**Requirements:** Transcribe every line of the data below verbatim, with no omissions or changes.

A block of data
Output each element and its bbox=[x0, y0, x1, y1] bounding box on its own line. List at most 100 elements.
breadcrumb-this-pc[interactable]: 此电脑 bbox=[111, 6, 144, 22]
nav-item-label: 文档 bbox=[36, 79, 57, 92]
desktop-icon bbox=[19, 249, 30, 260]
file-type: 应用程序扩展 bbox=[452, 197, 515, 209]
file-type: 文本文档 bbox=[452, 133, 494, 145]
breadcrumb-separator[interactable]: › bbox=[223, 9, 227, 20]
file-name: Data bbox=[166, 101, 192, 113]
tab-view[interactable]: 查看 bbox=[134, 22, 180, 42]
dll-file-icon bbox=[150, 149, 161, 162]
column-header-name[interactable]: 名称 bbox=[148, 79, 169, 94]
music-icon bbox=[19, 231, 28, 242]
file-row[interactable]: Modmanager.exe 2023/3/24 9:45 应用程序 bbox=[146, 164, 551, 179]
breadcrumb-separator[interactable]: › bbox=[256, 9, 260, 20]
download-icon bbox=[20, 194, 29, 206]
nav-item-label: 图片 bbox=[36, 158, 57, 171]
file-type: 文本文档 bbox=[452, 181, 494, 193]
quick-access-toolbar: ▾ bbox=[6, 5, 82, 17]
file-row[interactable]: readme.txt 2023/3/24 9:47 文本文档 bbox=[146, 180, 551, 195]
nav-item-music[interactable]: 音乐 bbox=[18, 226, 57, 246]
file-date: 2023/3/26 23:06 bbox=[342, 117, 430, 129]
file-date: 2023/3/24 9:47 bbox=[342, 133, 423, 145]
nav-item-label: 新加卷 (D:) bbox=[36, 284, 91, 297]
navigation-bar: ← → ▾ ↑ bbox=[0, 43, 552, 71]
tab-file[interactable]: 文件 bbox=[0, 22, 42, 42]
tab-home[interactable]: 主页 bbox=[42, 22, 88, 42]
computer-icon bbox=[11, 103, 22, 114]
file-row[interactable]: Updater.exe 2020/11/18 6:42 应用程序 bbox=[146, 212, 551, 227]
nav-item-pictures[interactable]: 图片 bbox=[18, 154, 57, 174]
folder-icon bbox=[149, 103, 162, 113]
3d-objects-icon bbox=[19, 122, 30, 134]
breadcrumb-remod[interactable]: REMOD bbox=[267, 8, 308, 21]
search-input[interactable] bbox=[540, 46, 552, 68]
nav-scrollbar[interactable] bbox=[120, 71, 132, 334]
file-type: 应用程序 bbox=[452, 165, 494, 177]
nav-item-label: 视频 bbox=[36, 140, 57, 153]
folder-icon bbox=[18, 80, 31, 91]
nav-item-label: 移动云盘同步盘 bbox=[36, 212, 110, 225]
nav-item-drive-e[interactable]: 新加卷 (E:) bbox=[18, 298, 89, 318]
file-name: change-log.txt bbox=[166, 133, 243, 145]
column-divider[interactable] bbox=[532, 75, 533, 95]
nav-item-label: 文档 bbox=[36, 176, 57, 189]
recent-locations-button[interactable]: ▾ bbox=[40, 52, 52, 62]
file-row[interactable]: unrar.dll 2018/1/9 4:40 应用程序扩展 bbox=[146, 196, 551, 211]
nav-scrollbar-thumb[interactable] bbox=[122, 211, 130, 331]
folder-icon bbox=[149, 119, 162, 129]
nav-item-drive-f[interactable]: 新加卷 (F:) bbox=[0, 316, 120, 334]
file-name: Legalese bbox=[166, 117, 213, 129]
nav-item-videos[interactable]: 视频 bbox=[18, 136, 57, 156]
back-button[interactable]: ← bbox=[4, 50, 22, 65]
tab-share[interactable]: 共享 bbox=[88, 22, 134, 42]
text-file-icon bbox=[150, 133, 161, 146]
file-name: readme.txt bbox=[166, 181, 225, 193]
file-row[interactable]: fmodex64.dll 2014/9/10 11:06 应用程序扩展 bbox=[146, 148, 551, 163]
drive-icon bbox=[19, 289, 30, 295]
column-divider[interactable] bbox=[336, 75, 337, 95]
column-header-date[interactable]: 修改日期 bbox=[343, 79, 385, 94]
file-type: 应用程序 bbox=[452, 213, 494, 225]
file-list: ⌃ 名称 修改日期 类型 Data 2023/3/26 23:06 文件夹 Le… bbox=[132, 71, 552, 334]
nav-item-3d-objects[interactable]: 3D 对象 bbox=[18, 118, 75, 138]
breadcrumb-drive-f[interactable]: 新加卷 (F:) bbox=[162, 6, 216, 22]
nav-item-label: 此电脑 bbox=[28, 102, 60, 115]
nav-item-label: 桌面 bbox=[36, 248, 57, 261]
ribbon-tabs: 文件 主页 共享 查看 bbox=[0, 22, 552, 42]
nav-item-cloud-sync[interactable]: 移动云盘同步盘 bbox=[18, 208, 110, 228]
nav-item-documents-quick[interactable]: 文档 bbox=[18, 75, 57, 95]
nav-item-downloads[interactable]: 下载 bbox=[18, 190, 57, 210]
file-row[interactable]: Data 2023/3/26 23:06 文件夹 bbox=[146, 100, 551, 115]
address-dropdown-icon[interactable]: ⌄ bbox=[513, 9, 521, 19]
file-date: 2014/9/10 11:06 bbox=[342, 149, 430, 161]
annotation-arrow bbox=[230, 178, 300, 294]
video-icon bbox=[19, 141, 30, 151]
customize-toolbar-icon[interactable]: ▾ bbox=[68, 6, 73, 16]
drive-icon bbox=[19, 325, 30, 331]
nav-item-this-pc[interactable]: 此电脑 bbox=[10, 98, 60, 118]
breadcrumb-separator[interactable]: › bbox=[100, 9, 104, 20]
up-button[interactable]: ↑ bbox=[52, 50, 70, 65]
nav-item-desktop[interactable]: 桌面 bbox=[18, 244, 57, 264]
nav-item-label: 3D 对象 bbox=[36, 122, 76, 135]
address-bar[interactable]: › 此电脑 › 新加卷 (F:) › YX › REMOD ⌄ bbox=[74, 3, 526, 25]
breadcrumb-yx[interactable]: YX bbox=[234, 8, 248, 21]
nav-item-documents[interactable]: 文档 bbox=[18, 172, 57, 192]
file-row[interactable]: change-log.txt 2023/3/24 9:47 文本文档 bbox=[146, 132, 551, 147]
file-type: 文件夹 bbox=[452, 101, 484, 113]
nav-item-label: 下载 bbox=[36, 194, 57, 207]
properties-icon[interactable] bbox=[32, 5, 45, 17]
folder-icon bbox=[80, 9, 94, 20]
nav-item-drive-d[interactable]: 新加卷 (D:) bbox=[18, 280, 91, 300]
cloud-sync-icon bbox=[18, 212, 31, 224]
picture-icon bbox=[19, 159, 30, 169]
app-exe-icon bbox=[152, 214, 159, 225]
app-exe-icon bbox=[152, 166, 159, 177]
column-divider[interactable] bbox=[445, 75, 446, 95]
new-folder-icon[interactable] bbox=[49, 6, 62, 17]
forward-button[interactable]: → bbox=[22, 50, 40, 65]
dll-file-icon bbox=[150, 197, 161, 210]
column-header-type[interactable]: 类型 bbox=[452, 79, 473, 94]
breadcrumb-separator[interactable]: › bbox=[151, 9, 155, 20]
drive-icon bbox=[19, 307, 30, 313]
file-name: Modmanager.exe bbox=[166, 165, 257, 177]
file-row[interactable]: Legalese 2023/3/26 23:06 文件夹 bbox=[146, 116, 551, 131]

**Problem solution:**
Output each element and its bbox=[x0, y0, x1, y1] bounding box on its own line. List at most 100 elements.
breadcrumb-this-pc[interactable]: 此电脑 bbox=[111, 6, 144, 22]
nav-item-label: 文档 bbox=[36, 79, 57, 92]
desktop-icon bbox=[19, 249, 30, 260]
file-type: 应用程序扩展 bbox=[452, 197, 515, 209]
file-type: 文本文档 bbox=[452, 133, 494, 145]
breadcrumb-separator[interactable]: › bbox=[223, 9, 227, 20]
file-name: Data bbox=[166, 101, 192, 113]
tab-view[interactable]: 查看 bbox=[134, 22, 180, 42]
dll-file-icon bbox=[150, 149, 161, 162]
column-header-name[interactable]: 名称 bbox=[148, 79, 169, 94]
music-icon bbox=[19, 231, 28, 242]
file-row[interactable]: Modmanager.exe 2023/3/24 9:45 应用程序 bbox=[146, 164, 551, 179]
breadcrumb-separator[interactable]: › bbox=[256, 9, 260, 20]
download-icon bbox=[20, 194, 29, 206]
nav-item-label: 图片 bbox=[36, 158, 57, 171]
file-type: 文本文档 bbox=[452, 181, 494, 193]
quick-access-toolbar: ▾ bbox=[6, 5, 82, 17]
file-row[interactable]: readme.txt 2023/3/24 9:47 文本文档 bbox=[146, 180, 551, 195]
nav-item-music[interactable]: 音乐 bbox=[18, 226, 57, 246]
file-date: 2023/3/26 23:06 bbox=[342, 117, 430, 129]
file-date: 2023/3/24 9:47 bbox=[342, 133, 423, 145]
nav-item-label: 新加卷 (D:) bbox=[36, 284, 91, 297]
navigation-bar: ← → ▾ ↑ bbox=[0, 43, 552, 71]
tab-file[interactable]: 文件 bbox=[0, 22, 42, 42]
tab-home[interactable]: 主页 bbox=[42, 22, 88, 42]
computer-icon bbox=[11, 103, 22, 114]
file-row[interactable]: Updater.exe 2020/11/18 6:42 应用程序 bbox=[146, 212, 551, 227]
nav-item-pictures[interactable]: 图片 bbox=[18, 154, 57, 174]
folder-icon bbox=[149, 103, 162, 113]
3d-objects-icon bbox=[19, 122, 30, 134]
breadcrumb-remod[interactable]: REMOD bbox=[267, 8, 308, 21]
search-input[interactable] bbox=[540, 46, 552, 68]
nav-scrollbar[interactable] bbox=[120, 71, 132, 334]
file-type: 应用程序 bbox=[452, 165, 494, 177]
nav-item-label: 视频 bbox=[36, 140, 57, 153]
folder-icon bbox=[18, 80, 31, 91]
nav-item-label: 移动云盘同步盘 bbox=[36, 212, 110, 225]
nav-item-drive-e[interactable]: 新加卷 (E:) bbox=[18, 298, 89, 318]
file-name: change-log.txt bbox=[166, 133, 243, 145]
column-divider[interactable] bbox=[532, 75, 533, 95]
nav-item-label: 文档 bbox=[36, 176, 57, 189]
recent-locations-button[interactable]: ▾ bbox=[40, 52, 52, 62]
file-row[interactable]: unrar.dll 2018/1/9 4:40 应用程序扩展 bbox=[146, 196, 551, 211]
nav-scrollbar-thumb[interactable] bbox=[122, 211, 130, 331]
folder-icon bbox=[149, 119, 162, 129]
nav-item-drive-f[interactable]: 新加卷 (F:) bbox=[0, 316, 120, 334]
file-name: Legalese bbox=[166, 117, 213, 129]
nav-item-videos[interactable]: 视频 bbox=[18, 136, 57, 156]
back-button[interactable]: ← bbox=[4, 50, 22, 65]
tab-share[interactable]: 共享 bbox=[88, 22, 134, 42]
text-file-icon bbox=[150, 133, 161, 146]
file-name: readme.txt bbox=[166, 181, 225, 193]
file-row[interactable]: fmodex64.dll 2014/9/10 11:06 应用程序扩展 bbox=[146, 148, 551, 163]
drive-icon bbox=[19, 289, 30, 295]
column-divider[interactable] bbox=[336, 75, 337, 95]
column-header-date[interactable]: 修改日期 bbox=[343, 79, 385, 94]
file-type: 应用程序 bbox=[452, 213, 494, 225]
file-list: ⌃ 名称 修改日期 类型 Data 2023/3/26 23:06 文件夹 Le… bbox=[132, 71, 552, 334]
nav-item-3d-objects[interactable]: 3D 对象 bbox=[18, 118, 75, 138]
breadcrumb-drive-f[interactable]: 新加卷 (F:) bbox=[162, 6, 216, 22]
nav-item-label: 此电脑 bbox=[28, 102, 60, 115]
nav-item-label: 桌面 bbox=[36, 248, 57, 261]
ribbon-tabs: 文件 主页 共享 查看 bbox=[0, 22, 552, 42]
nav-item-cloud-sync[interactable]: 移动云盘同步盘 bbox=[18, 208, 110, 228]
nav-item-documents-quick[interactable]: 文档 bbox=[18, 75, 57, 95]
nav-item-downloads[interactable]: 下载 bbox=[18, 190, 57, 210]
file-row[interactable]: Data 2023/3/26 23:06 文件夹 bbox=[146, 100, 551, 115]
address-dropdown-icon[interactable]: ⌄ bbox=[513, 9, 521, 19]
file-date: 2014/9/10 11:06 bbox=[342, 149, 430, 161]
annotation-arrow bbox=[230, 178, 300, 294]
video-icon bbox=[19, 141, 30, 151]
customize-toolbar-icon[interactable]: ▾ bbox=[68, 6, 73, 16]
drive-icon bbox=[19, 325, 30, 331]
nav-item-this-pc[interactable]: 此电脑 bbox=[10, 98, 60, 118]
breadcrumb-separator[interactable]: › bbox=[100, 9, 104, 20]
up-button[interactable]: ↑ bbox=[52, 50, 70, 65]
nav-item-desktop[interactable]: 桌面 bbox=[18, 244, 57, 264]
nav-item-label: 3D 对象 bbox=[36, 122, 76, 135]
address-bar[interactable]: › 此电脑 › 新加卷 (F:) › YX › REMOD ⌄ bbox=[74, 3, 526, 25]
breadcrumb-yx[interactable]: YX bbox=[234, 8, 248, 21]
nav-item-documents[interactable]: 文档 bbox=[18, 172, 57, 192]
file-row[interactable]: change-log.txt 2023/3/24 9:47 文本文档 bbox=[146, 132, 551, 147]
file-type: 文件夹 bbox=[452, 101, 484, 113]
nav-item-label: 下载 bbox=[36, 194, 57, 207]
properties-icon[interactable] bbox=[32, 5, 45, 17]
folder-icon bbox=[80, 9, 94, 20]
nav-item-drive-d[interactable]: 新加卷 (D:) bbox=[18, 280, 91, 300]
cloud-sync-icon bbox=[18, 212, 31, 224]
picture-icon bbox=[19, 159, 30, 169]
app-exe-icon bbox=[152, 214, 159, 225]
app-exe-icon bbox=[152, 166, 159, 177]
column-divider[interactable] bbox=[445, 75, 446, 95]
new-folder-icon[interactable] bbox=[49, 6, 62, 17]
forward-button[interactable]: → bbox=[22, 50, 40, 65]
dll-file-icon bbox=[150, 197, 161, 210]
column-header-type[interactable]: 类型 bbox=[452, 79, 473, 94]
breadcrumb-separator[interactable]: › bbox=[151, 9, 155, 20]
drive-icon bbox=[19, 307, 30, 313]
file-name: Modmanager.exe bbox=[166, 165, 257, 177]
file-row[interactable]: Legalese 2023/3/26 23:06 文件夹 bbox=[146, 116, 551, 131]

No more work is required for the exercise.